Start of Data for this exercise

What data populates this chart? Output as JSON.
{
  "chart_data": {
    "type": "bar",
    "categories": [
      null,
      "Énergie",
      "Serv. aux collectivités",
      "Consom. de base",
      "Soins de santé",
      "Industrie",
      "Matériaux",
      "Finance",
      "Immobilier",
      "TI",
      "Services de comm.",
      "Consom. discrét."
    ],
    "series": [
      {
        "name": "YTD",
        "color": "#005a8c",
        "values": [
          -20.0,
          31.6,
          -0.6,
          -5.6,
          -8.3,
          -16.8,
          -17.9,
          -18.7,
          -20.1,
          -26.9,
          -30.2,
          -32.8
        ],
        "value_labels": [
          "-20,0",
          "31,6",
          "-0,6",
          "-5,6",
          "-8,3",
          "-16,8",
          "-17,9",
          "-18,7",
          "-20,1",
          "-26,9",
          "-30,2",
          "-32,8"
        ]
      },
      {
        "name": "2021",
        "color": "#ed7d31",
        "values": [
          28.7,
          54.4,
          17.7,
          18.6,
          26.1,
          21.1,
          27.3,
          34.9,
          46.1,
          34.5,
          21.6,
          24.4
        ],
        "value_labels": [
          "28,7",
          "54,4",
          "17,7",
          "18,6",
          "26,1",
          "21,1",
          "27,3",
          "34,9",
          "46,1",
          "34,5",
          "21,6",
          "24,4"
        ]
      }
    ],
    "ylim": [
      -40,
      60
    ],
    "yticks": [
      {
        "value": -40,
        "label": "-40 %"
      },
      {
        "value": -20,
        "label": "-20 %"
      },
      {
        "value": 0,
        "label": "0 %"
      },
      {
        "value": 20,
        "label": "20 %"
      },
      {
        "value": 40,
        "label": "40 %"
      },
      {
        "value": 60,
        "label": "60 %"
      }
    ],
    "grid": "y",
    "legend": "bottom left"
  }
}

End of Data for this exercise

[Problem description]
Using the listing above, reproduce each line without omission.

[Result]
What data populates this chart? Output as JSON.
{
  "chart_data": {
    "type": "bar",
    "categories": [
      null,
      "Énergie",
      "Serv. aux collectivités",
      "Consom. de base",
      "Soins de santé",
      "Industrie",
      "Matériaux",
      "Finance",
      "Immobilier",
      "TI",
      "Services de comm.",
      "Consom. discrét."
    ],
    "series": [
      {
        "name": "YTD",
        "color": "#005a8c",
        "values": [
          -20.0,
          31.6,
          -0.6,
          -5.6,
          -8.3,
          -16.8,
          -17.9,
          -18.7,
          -20.1,
          -26.9,
          -30.2,
          -32.8
        ],
        "value_labels": [
          "-20,0",
          "31,6",
          "-0,6",
          "-5,6",
          "-8,3",
          "-16,8",
          "-17,9",
          "-18,7",
          "-20,1",
          "-26,9",
          "-30,2",
          "-32,8"
        ]
      },
      {
        "name": "2021",
        "color": "#ed7d31",
        "values": [
          28.7,
          54.4,
          17.7,
          18.6,
          26.1,
          21.1,
          27.3,
          34.9,
          46.1,
          34.5,
          21.6,
          24.4
        ],
        "value_labels": [
          "28,7",
          "54,4",
          "17,7",
          "18,6",
          "26,1",
          "21,1",
          "27,3",
          "34,9",
          "46,1",
          "34,5",
          "21,6",
          "24,4"
        ]
      }
    ],
    "ylim": [
      -40,
      60
    ],
    "yticks": [
      {
        "value": -40,
        "label": "-40 %"
      },
      {
        "value": -20,
        "label": "-20 %"
      },
      {
        "value": 0,
        "label": "0 %"
      },
      {
        "value": 20,
        "label": "20 %"
      },
      {
        "value": 40,
        "label": "40 %"
      },
      {
        "value": 60,
        "label": "60 %"
      }
    ],
    "grid": "y",
    "legend": "bottom left"
  }
}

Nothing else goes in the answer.